Whenever a line below includes the word "Google", copy that line.

[[ Records to use, beginning ]]

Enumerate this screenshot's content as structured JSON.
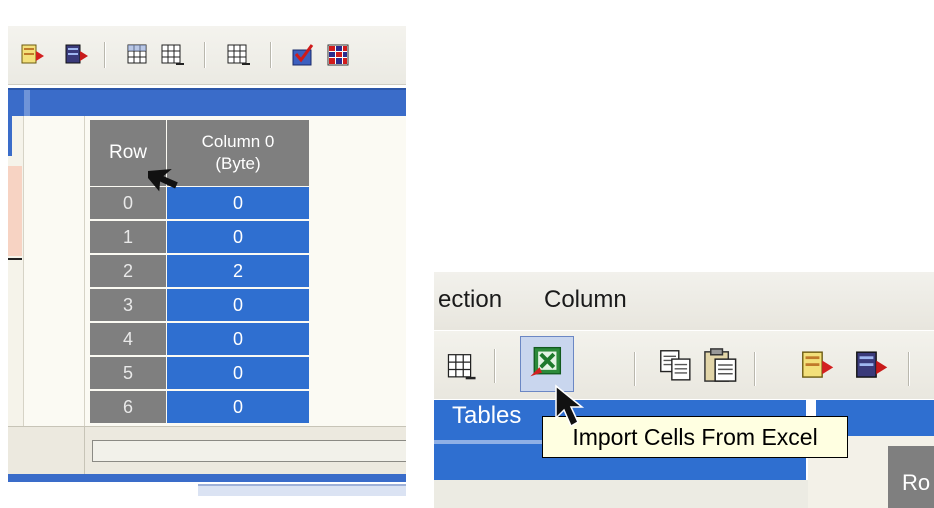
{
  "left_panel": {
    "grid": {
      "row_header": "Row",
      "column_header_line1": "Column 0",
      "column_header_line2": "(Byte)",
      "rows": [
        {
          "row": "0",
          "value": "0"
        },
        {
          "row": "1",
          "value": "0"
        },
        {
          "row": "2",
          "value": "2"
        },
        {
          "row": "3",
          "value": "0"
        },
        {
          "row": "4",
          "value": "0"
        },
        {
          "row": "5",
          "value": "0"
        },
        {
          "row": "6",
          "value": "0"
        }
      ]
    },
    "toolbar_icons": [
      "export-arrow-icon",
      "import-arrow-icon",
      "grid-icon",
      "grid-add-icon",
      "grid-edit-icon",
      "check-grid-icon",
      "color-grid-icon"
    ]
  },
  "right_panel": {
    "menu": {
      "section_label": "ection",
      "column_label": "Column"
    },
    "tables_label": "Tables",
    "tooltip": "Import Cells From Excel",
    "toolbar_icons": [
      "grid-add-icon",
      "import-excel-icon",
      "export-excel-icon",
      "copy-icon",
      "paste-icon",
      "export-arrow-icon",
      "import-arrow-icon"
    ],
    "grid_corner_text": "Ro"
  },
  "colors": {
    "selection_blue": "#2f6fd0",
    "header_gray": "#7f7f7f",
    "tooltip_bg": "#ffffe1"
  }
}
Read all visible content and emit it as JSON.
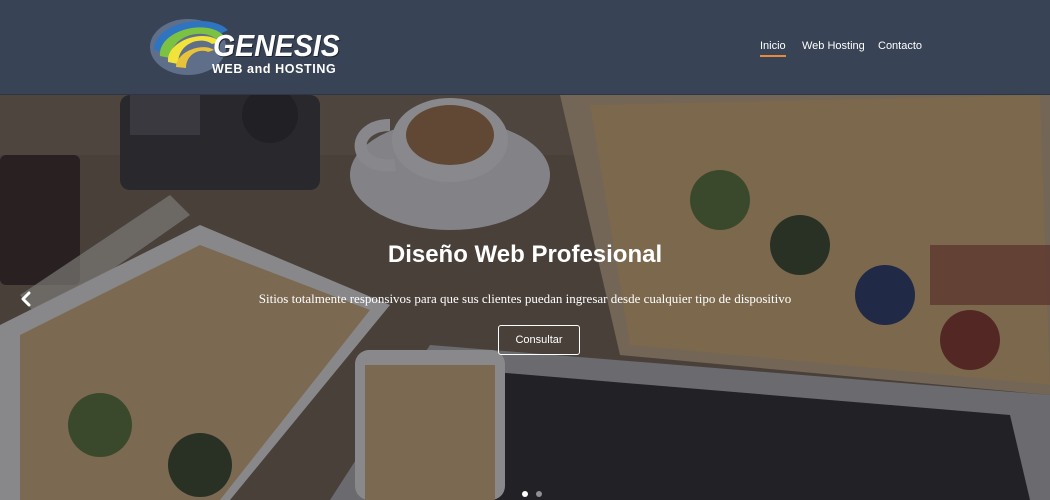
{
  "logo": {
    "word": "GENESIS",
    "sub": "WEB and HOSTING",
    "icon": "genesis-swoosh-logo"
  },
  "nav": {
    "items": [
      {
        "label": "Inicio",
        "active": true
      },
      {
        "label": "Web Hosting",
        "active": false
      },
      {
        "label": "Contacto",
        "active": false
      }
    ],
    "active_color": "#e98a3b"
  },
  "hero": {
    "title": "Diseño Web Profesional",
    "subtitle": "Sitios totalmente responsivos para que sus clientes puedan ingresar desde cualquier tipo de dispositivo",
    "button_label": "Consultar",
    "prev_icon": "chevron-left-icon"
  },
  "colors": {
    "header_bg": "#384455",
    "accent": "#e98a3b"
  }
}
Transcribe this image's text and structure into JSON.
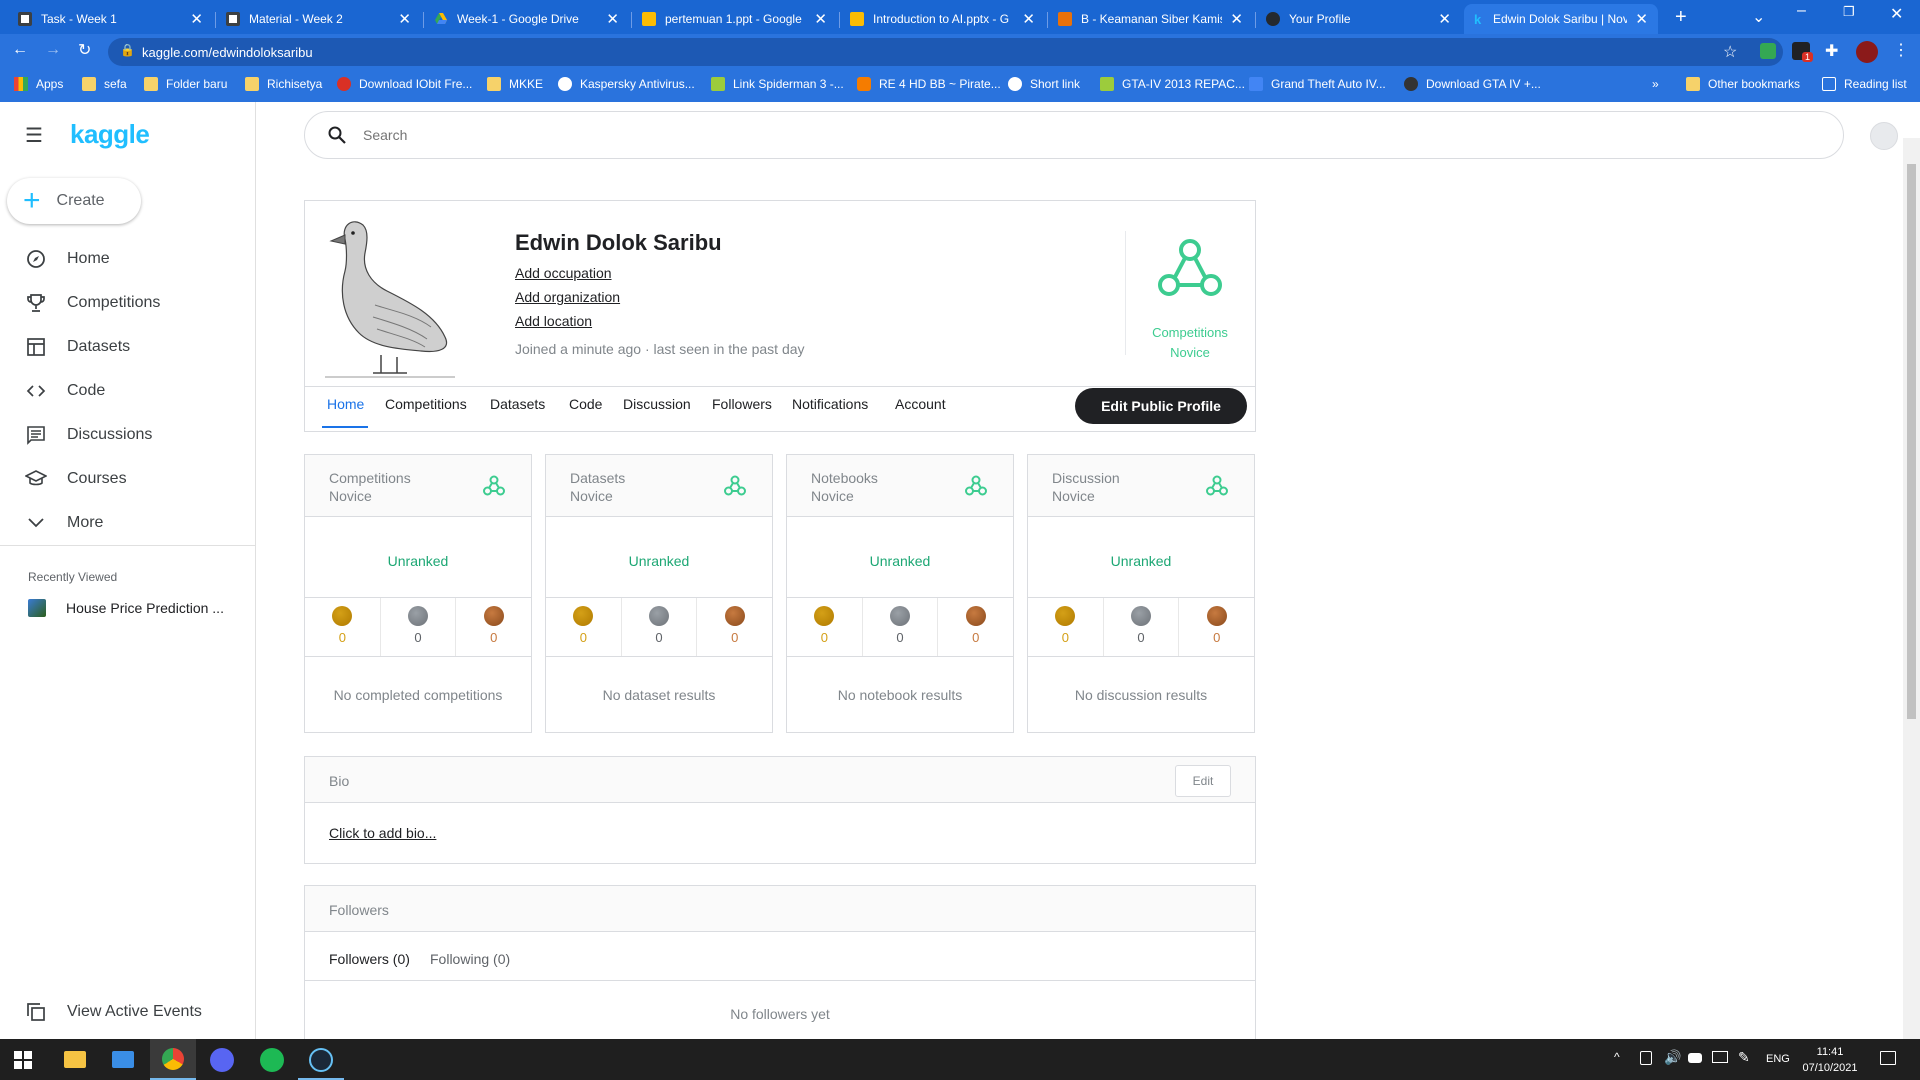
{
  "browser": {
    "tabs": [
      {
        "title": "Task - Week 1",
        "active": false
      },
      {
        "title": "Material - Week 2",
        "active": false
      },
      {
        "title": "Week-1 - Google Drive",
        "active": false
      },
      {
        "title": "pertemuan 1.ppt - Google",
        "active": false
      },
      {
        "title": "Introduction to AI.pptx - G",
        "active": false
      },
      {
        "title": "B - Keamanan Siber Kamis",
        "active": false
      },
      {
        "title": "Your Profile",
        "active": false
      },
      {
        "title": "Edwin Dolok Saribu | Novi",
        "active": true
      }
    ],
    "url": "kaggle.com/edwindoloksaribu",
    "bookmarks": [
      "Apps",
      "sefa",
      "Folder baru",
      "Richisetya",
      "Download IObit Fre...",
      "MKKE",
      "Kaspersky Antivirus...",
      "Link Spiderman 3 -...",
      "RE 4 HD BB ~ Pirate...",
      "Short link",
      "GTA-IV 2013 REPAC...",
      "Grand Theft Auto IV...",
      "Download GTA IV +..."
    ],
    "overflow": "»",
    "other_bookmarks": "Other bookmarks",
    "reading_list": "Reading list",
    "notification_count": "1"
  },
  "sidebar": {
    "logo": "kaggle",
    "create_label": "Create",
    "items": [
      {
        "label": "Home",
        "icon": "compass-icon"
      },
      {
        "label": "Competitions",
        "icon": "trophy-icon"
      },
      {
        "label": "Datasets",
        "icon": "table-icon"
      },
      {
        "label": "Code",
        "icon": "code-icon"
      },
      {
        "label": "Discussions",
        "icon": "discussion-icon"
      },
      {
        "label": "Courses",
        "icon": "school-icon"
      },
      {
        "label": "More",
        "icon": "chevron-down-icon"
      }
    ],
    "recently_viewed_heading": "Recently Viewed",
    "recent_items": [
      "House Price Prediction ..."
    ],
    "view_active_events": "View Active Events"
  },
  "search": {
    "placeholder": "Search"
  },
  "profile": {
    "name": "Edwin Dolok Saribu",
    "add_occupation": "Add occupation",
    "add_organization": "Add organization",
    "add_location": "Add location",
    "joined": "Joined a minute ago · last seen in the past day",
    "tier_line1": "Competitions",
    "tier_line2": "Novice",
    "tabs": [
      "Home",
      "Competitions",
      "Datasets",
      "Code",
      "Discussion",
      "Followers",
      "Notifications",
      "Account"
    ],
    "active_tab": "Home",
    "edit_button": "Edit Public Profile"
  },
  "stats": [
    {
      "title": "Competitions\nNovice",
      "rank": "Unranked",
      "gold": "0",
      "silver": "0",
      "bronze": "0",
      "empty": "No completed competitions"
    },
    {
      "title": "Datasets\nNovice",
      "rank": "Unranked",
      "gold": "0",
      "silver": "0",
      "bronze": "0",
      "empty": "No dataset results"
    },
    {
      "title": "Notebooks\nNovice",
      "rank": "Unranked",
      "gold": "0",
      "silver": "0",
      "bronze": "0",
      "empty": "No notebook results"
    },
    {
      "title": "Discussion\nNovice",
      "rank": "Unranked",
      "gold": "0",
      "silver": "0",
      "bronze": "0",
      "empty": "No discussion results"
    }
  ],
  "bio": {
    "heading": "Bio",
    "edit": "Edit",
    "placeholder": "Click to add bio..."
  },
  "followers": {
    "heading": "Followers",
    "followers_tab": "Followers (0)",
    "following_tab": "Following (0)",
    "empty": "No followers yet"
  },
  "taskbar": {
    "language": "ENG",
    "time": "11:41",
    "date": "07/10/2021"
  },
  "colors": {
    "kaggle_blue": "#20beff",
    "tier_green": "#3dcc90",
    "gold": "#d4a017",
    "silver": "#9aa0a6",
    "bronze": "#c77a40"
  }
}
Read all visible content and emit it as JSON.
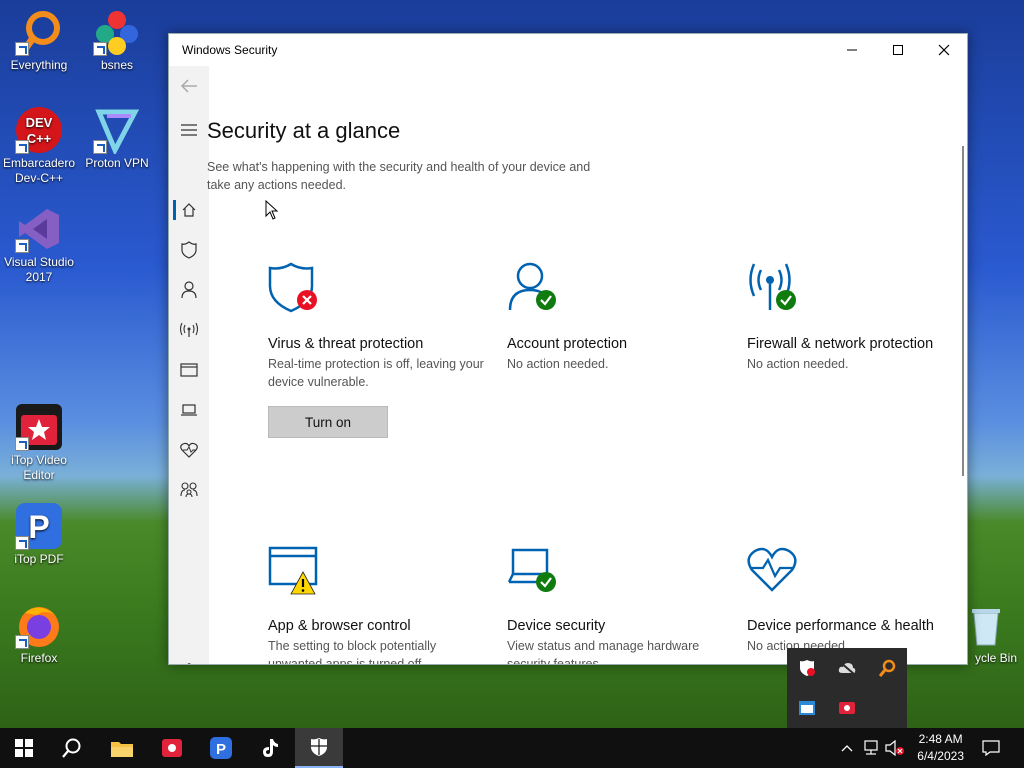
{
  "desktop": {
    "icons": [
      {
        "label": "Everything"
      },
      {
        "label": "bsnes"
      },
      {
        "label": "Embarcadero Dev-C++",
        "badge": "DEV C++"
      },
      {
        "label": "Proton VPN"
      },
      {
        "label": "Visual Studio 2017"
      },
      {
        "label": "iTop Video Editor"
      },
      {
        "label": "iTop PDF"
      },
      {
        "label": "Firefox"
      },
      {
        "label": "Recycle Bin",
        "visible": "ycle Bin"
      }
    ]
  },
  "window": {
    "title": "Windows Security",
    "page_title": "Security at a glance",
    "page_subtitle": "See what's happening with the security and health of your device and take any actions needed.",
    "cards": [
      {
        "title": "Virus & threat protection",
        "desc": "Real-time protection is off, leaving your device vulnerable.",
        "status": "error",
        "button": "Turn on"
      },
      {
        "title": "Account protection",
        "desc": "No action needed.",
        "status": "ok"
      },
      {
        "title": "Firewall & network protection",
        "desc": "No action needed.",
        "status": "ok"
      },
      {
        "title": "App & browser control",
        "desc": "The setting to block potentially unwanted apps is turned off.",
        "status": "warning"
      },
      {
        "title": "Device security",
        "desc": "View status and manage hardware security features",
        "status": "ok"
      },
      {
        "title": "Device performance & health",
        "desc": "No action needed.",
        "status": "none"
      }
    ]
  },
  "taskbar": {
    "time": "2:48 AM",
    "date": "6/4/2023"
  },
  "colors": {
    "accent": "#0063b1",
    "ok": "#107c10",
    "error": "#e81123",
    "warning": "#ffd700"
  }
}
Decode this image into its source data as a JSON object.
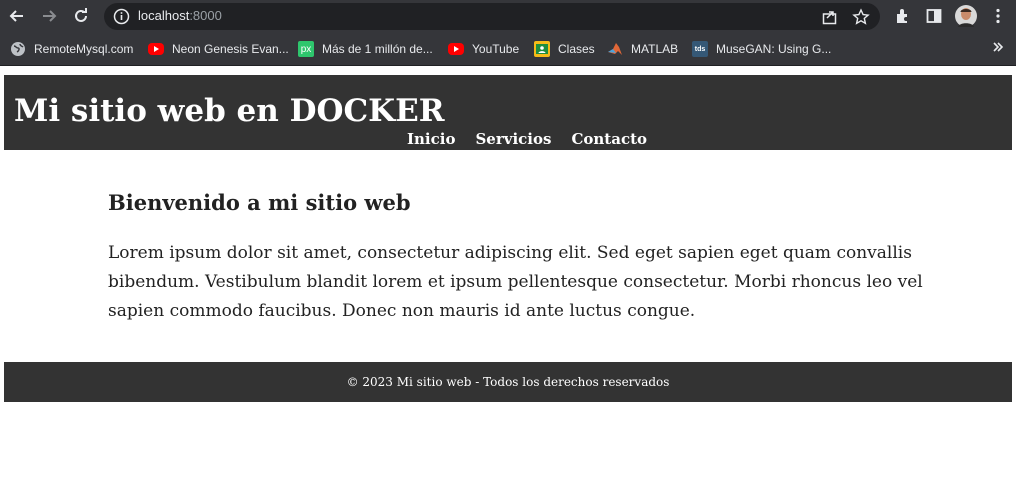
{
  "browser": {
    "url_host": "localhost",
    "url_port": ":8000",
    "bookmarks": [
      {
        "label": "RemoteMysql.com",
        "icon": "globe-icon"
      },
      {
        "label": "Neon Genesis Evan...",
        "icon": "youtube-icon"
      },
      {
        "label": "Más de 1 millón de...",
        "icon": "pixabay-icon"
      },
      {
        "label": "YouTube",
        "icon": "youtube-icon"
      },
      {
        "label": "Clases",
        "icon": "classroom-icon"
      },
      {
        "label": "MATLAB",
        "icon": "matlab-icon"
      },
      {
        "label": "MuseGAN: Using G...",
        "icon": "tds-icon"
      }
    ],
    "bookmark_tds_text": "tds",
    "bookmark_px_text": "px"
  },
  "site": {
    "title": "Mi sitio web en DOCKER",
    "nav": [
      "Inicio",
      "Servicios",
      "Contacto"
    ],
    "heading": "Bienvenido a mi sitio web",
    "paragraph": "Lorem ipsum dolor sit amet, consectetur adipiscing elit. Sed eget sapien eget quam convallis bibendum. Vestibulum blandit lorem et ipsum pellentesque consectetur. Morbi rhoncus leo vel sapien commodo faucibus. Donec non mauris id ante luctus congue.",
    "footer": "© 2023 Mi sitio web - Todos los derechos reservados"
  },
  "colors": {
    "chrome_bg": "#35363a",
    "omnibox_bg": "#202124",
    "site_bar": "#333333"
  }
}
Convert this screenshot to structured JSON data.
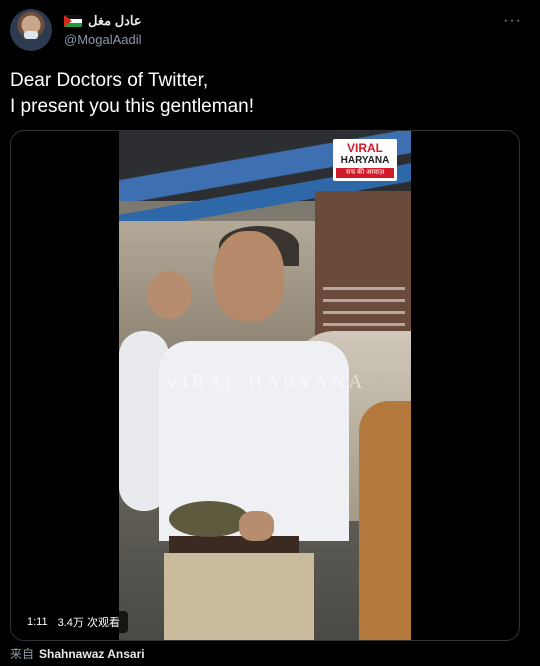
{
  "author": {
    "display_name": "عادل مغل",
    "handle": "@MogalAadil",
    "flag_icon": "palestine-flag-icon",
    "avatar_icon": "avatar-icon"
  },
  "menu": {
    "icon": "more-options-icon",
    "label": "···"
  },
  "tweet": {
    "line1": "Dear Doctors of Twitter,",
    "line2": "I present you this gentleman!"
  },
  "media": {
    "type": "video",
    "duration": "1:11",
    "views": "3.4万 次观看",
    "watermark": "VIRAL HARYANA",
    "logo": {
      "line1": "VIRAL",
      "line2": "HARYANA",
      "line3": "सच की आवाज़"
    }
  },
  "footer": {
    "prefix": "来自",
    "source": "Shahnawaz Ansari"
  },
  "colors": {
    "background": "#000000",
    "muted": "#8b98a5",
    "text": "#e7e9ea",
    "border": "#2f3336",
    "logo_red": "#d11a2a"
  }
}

[[ Records to use, end ]]

◆ **Solved exercise**:
        "title": "Week-1 - Google Drive",
        "title": "pertemuan 1.ppt - Google",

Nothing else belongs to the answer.